:: Exercise instructions ::
Copy down all of the data underneath, exactly as shown.

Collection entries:

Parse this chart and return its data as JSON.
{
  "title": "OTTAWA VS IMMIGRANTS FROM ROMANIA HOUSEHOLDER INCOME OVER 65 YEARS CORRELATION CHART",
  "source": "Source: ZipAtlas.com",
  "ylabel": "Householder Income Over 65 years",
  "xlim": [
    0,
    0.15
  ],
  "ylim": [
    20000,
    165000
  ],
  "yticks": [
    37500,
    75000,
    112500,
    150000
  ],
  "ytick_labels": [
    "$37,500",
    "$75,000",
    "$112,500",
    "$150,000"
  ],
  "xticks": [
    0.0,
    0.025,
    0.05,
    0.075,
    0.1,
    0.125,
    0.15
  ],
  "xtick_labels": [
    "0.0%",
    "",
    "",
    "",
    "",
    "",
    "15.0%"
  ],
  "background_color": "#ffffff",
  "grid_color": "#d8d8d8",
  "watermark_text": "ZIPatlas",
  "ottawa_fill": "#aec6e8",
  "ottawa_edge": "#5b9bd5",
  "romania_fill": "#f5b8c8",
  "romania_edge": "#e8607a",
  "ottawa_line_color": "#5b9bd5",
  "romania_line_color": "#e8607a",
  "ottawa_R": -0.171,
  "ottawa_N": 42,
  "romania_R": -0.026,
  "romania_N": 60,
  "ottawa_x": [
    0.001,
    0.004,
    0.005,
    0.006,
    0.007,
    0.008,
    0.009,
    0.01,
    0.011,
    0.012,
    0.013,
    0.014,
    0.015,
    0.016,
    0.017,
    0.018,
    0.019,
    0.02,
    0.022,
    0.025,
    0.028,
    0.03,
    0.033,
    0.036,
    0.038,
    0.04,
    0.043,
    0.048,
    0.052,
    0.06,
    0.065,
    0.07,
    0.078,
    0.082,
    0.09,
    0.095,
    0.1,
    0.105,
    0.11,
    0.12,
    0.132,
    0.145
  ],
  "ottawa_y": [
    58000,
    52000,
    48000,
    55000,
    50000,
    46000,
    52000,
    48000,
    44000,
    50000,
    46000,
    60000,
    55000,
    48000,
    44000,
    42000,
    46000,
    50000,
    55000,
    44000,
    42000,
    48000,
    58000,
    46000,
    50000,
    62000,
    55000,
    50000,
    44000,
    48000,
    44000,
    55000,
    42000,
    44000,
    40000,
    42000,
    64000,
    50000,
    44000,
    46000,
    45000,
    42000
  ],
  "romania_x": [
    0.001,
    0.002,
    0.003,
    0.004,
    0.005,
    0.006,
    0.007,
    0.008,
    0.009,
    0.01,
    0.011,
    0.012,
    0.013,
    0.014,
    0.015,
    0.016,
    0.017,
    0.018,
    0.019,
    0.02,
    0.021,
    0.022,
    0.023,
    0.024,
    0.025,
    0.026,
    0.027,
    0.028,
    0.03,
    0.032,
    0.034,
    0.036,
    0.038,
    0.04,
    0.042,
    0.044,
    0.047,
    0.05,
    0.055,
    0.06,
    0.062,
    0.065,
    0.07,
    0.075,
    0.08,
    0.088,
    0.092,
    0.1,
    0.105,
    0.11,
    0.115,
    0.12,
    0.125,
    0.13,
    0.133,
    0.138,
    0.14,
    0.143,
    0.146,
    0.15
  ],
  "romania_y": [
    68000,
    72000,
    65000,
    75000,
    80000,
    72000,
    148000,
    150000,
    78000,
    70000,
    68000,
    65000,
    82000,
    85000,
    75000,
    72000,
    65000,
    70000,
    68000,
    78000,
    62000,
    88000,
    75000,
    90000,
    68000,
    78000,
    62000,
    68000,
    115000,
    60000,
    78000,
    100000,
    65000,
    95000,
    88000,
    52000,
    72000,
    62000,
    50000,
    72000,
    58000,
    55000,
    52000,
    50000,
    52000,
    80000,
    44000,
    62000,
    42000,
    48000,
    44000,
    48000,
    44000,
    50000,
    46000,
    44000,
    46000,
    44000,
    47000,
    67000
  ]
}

:: Answer for the task ::
Parse this chart and return its data as JSON.
{
  "title": "OTTAWA VS IMMIGRANTS FROM ROMANIA HOUSEHOLDER INCOME OVER 65 YEARS CORRELATION CHART",
  "source": "Source: ZipAtlas.com",
  "ylabel": "Householder Income Over 65 years",
  "xlim": [
    0,
    0.15
  ],
  "ylim": [
    20000,
    165000
  ],
  "yticks": [
    37500,
    75000,
    112500,
    150000
  ],
  "ytick_labels": [
    "$37,500",
    "$75,000",
    "$112,500",
    "$150,000"
  ],
  "xticks": [
    0.0,
    0.025,
    0.05,
    0.075,
    0.1,
    0.125,
    0.15
  ],
  "xtick_labels": [
    "0.0%",
    "",
    "",
    "",
    "",
    "",
    "15.0%"
  ],
  "background_color": "#ffffff",
  "grid_color": "#d8d8d8",
  "watermark_text": "ZIPatlas",
  "ottawa_fill": "#aec6e8",
  "ottawa_edge": "#5b9bd5",
  "romania_fill": "#f5b8c8",
  "romania_edge": "#e8607a",
  "ottawa_line_color": "#5b9bd5",
  "romania_line_color": "#e8607a",
  "ottawa_R": -0.171,
  "ottawa_N": 42,
  "romania_R": -0.026,
  "romania_N": 60,
  "ottawa_x": [
    0.001,
    0.004,
    0.005,
    0.006,
    0.007,
    0.008,
    0.009,
    0.01,
    0.011,
    0.012,
    0.013,
    0.014,
    0.015,
    0.016,
    0.017,
    0.018,
    0.019,
    0.02,
    0.022,
    0.025,
    0.028,
    0.03,
    0.033,
    0.036,
    0.038,
    0.04,
    0.043,
    0.048,
    0.052,
    0.06,
    0.065,
    0.07,
    0.078,
    0.082,
    0.09,
    0.095,
    0.1,
    0.105,
    0.11,
    0.12,
    0.132,
    0.145
  ],
  "ottawa_y": [
    58000,
    52000,
    48000,
    55000,
    50000,
    46000,
    52000,
    48000,
    44000,
    50000,
    46000,
    60000,
    55000,
    48000,
    44000,
    42000,
    46000,
    50000,
    55000,
    44000,
    42000,
    48000,
    58000,
    46000,
    50000,
    62000,
    55000,
    50000,
    44000,
    48000,
    44000,
    55000,
    42000,
    44000,
    40000,
    42000,
    64000,
    50000,
    44000,
    46000,
    45000,
    42000
  ],
  "romania_x": [
    0.001,
    0.002,
    0.003,
    0.004,
    0.005,
    0.006,
    0.007,
    0.008,
    0.009,
    0.01,
    0.011,
    0.012,
    0.013,
    0.014,
    0.015,
    0.016,
    0.017,
    0.018,
    0.019,
    0.02,
    0.021,
    0.022,
    0.023,
    0.024,
    0.025,
    0.026,
    0.027,
    0.028,
    0.03,
    0.032,
    0.034,
    0.036,
    0.038,
    0.04,
    0.042,
    0.044,
    0.047,
    0.05,
    0.055,
    0.06,
    0.062,
    0.065,
    0.07,
    0.075,
    0.08,
    0.088,
    0.092,
    0.1,
    0.105,
    0.11,
    0.115,
    0.12,
    0.125,
    0.13,
    0.133,
    0.138,
    0.14,
    0.143,
    0.146,
    0.15
  ],
  "romania_y": [
    68000,
    72000,
    65000,
    75000,
    80000,
    72000,
    148000,
    150000,
    78000,
    70000,
    68000,
    65000,
    82000,
    85000,
    75000,
    72000,
    65000,
    70000,
    68000,
    78000,
    62000,
    88000,
    75000,
    90000,
    68000,
    78000,
    62000,
    68000,
    115000,
    60000,
    78000,
    100000,
    65000,
    95000,
    88000,
    52000,
    72000,
    62000,
    50000,
    72000,
    58000,
    55000,
    52000,
    50000,
    52000,
    80000,
    44000,
    62000,
    42000,
    48000,
    44000,
    48000,
    44000,
    50000,
    46000,
    44000,
    46000,
    44000,
    47000,
    67000
  ]
}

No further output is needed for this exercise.